To be done
In the data, extract each line that holds the string "handle".

Entries supplied
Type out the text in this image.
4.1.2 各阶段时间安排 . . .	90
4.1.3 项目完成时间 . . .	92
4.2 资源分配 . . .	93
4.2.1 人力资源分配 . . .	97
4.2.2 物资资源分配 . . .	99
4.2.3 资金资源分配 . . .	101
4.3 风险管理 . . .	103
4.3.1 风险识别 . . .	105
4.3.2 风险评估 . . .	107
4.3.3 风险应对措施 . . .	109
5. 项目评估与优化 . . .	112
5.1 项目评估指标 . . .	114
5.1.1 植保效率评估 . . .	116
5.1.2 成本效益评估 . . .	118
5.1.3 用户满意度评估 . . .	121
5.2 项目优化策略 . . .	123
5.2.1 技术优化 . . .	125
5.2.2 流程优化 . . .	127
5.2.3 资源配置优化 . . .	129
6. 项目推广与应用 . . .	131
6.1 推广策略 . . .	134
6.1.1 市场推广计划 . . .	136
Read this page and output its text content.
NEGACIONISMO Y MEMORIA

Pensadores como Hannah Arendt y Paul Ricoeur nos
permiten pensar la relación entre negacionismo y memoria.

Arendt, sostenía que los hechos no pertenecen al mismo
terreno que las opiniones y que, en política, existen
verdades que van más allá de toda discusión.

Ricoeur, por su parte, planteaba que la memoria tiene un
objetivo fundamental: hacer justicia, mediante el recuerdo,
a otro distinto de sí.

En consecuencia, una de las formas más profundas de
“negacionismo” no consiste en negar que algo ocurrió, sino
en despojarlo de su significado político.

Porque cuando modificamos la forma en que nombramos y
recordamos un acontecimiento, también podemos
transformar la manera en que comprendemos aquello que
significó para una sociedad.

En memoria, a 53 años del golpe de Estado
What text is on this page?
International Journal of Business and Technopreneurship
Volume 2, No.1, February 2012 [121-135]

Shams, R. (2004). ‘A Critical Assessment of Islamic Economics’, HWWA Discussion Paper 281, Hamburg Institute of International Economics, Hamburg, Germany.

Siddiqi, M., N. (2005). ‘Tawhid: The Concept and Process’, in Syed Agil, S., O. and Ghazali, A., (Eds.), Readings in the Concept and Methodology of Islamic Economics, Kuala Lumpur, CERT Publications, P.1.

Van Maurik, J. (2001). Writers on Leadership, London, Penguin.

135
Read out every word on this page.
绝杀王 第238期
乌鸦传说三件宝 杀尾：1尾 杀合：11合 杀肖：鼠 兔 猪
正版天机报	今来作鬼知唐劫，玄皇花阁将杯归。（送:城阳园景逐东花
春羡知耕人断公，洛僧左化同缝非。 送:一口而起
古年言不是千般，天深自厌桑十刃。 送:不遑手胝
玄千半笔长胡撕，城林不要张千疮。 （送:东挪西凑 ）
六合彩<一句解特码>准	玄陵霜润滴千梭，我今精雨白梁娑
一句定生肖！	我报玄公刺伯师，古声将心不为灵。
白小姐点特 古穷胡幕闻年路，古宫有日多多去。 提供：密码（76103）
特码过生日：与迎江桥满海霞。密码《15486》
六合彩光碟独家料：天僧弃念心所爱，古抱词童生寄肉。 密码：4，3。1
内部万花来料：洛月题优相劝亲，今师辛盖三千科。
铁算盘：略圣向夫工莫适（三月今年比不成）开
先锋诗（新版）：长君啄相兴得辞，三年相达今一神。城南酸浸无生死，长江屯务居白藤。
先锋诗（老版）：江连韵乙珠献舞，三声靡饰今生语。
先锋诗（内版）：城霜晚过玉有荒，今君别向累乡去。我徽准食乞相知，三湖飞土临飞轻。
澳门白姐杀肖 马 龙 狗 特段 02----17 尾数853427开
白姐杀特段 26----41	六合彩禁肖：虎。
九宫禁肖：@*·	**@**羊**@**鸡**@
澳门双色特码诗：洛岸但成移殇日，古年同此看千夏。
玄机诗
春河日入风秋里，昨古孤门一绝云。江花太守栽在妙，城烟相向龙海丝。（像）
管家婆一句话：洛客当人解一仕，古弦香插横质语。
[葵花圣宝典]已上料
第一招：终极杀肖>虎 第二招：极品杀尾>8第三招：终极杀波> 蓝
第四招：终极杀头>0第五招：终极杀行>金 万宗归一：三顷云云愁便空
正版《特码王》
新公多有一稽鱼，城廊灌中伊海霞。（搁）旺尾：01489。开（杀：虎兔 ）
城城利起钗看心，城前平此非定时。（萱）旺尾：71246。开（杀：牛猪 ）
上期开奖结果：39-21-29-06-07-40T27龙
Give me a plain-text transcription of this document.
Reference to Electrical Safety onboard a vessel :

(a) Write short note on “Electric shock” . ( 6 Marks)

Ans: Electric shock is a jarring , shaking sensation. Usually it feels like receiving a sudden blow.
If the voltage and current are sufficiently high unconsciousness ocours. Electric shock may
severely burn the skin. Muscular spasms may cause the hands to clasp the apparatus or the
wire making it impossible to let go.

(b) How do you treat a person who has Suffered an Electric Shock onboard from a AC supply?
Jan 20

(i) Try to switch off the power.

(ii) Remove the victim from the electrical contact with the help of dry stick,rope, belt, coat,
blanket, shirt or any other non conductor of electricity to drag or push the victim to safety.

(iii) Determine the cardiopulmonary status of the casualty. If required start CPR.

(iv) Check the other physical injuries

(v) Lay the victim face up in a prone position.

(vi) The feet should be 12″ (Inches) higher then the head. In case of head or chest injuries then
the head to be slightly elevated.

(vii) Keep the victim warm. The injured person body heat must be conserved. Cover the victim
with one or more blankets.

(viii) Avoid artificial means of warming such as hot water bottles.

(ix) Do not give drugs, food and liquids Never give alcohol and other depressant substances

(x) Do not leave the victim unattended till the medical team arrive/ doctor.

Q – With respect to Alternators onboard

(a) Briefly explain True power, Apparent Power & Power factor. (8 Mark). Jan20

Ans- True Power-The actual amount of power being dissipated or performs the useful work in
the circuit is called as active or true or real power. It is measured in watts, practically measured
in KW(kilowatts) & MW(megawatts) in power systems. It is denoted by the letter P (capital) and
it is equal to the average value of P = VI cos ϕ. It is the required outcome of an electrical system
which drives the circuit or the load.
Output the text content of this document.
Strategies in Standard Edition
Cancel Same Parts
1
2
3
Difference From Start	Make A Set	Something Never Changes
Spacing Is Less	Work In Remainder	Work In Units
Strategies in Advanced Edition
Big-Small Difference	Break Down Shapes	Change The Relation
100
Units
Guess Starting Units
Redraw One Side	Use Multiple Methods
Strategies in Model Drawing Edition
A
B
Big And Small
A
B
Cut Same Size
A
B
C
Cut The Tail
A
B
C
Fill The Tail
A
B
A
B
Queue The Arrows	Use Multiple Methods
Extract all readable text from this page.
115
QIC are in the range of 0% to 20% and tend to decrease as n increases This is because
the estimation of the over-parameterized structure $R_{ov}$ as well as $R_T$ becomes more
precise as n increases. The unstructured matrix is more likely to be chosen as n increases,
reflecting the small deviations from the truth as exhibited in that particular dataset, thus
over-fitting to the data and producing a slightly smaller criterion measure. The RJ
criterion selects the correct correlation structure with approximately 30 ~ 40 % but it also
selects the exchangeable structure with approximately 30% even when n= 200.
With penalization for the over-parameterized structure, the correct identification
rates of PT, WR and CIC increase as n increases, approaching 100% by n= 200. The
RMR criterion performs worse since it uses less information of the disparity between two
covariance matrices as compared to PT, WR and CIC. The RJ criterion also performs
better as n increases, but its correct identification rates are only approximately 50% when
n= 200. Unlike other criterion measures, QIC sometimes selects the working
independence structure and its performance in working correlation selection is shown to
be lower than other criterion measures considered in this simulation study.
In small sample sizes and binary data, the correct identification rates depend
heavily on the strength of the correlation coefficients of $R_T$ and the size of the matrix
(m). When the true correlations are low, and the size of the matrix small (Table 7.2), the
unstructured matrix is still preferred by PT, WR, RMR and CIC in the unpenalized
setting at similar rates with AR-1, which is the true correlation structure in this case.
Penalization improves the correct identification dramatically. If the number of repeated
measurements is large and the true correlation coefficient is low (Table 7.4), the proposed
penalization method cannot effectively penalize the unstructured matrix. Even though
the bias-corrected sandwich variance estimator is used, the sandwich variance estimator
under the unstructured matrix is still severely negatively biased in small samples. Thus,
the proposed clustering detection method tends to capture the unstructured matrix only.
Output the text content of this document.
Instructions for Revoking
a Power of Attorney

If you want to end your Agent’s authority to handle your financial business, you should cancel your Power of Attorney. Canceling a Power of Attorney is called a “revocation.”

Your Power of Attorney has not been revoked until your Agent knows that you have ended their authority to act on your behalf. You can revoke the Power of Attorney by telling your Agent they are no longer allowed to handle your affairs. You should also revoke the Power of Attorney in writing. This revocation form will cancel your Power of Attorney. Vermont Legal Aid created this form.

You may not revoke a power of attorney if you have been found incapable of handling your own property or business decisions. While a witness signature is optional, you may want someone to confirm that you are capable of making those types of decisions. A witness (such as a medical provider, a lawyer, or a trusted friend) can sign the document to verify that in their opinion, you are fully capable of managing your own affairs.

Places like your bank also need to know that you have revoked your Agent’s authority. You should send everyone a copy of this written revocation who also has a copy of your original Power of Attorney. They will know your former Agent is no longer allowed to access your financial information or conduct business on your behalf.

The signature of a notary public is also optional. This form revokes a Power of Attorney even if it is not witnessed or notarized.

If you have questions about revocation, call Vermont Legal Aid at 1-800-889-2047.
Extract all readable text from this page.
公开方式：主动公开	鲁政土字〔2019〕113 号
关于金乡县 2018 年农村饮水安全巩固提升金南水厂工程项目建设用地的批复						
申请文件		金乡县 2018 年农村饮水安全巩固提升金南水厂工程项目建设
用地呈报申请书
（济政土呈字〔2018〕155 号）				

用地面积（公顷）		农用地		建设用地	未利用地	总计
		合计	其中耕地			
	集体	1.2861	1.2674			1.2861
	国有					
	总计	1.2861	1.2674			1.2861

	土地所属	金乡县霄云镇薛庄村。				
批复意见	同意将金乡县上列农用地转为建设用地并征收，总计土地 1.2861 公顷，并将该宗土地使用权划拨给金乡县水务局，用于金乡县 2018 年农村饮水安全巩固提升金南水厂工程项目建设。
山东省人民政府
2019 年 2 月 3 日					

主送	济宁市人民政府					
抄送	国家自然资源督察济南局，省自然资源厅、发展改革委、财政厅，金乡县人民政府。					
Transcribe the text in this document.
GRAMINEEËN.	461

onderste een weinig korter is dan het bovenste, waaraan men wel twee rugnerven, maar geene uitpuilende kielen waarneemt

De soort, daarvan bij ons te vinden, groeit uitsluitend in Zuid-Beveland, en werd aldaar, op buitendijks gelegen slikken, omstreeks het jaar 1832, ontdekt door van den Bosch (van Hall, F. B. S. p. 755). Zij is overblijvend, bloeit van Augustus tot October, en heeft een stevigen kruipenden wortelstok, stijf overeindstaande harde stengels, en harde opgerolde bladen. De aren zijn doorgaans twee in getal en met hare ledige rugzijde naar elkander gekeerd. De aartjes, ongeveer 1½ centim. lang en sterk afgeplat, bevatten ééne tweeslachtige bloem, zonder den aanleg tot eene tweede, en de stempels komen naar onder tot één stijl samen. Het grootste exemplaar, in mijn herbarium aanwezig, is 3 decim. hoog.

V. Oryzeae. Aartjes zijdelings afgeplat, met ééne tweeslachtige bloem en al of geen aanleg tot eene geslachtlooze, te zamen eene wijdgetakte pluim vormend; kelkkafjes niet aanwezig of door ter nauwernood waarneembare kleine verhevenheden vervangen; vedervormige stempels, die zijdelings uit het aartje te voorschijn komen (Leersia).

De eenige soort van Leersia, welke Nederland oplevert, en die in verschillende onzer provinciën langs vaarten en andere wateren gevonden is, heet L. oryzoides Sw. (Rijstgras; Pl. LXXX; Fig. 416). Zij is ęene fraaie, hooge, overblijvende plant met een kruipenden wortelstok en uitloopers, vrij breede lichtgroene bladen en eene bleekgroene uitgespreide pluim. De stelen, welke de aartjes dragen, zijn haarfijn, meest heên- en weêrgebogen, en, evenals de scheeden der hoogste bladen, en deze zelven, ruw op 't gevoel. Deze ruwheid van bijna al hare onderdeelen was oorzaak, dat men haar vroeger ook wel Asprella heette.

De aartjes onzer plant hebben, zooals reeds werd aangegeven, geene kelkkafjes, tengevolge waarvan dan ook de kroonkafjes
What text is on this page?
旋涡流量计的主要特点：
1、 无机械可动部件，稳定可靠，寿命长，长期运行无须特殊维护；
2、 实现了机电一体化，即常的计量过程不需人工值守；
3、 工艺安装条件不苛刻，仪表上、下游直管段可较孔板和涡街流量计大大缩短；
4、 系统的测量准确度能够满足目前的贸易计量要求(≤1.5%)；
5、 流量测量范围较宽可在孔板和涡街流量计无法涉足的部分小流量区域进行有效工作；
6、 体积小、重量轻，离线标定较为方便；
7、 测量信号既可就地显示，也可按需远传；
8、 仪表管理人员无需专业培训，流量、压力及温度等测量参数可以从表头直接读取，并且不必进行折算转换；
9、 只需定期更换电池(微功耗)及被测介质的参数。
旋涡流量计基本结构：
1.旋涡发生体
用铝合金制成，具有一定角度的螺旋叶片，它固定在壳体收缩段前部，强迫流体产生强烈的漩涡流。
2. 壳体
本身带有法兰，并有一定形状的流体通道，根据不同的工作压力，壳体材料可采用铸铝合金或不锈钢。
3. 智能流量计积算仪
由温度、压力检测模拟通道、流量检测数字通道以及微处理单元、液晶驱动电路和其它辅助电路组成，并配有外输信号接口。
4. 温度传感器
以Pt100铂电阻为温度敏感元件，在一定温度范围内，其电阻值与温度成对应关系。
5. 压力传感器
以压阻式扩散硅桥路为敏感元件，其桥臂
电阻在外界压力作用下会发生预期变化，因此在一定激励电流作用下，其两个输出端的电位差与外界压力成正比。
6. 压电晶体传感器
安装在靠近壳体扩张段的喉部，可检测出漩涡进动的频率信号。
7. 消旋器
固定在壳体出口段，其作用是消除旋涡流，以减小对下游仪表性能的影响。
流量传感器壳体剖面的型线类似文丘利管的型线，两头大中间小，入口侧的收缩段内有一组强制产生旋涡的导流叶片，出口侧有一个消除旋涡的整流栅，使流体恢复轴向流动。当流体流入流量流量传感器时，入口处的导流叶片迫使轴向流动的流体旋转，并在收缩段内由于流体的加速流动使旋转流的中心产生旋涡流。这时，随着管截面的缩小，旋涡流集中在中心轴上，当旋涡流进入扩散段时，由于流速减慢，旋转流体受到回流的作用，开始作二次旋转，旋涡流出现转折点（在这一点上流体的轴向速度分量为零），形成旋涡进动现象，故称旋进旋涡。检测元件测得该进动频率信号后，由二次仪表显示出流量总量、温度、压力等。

Response for this exercise
If you want to end your Agent’s authority to handle your financial business, you should cancel your Power of Attorney. Canceling a Power of Attorney is called a “revocation.”
Your Power of Attorney has not been revoked until your Agent knows that you have ended their authority to act on your behalf. You can revoke the Power of Attorney by telling your Agent they are no longer allowed to handle your affairs. You should also revoke the Power of Attorney in writing. This revocation form will cancel your Power of Attorney. Vermont Legal Aid created this form.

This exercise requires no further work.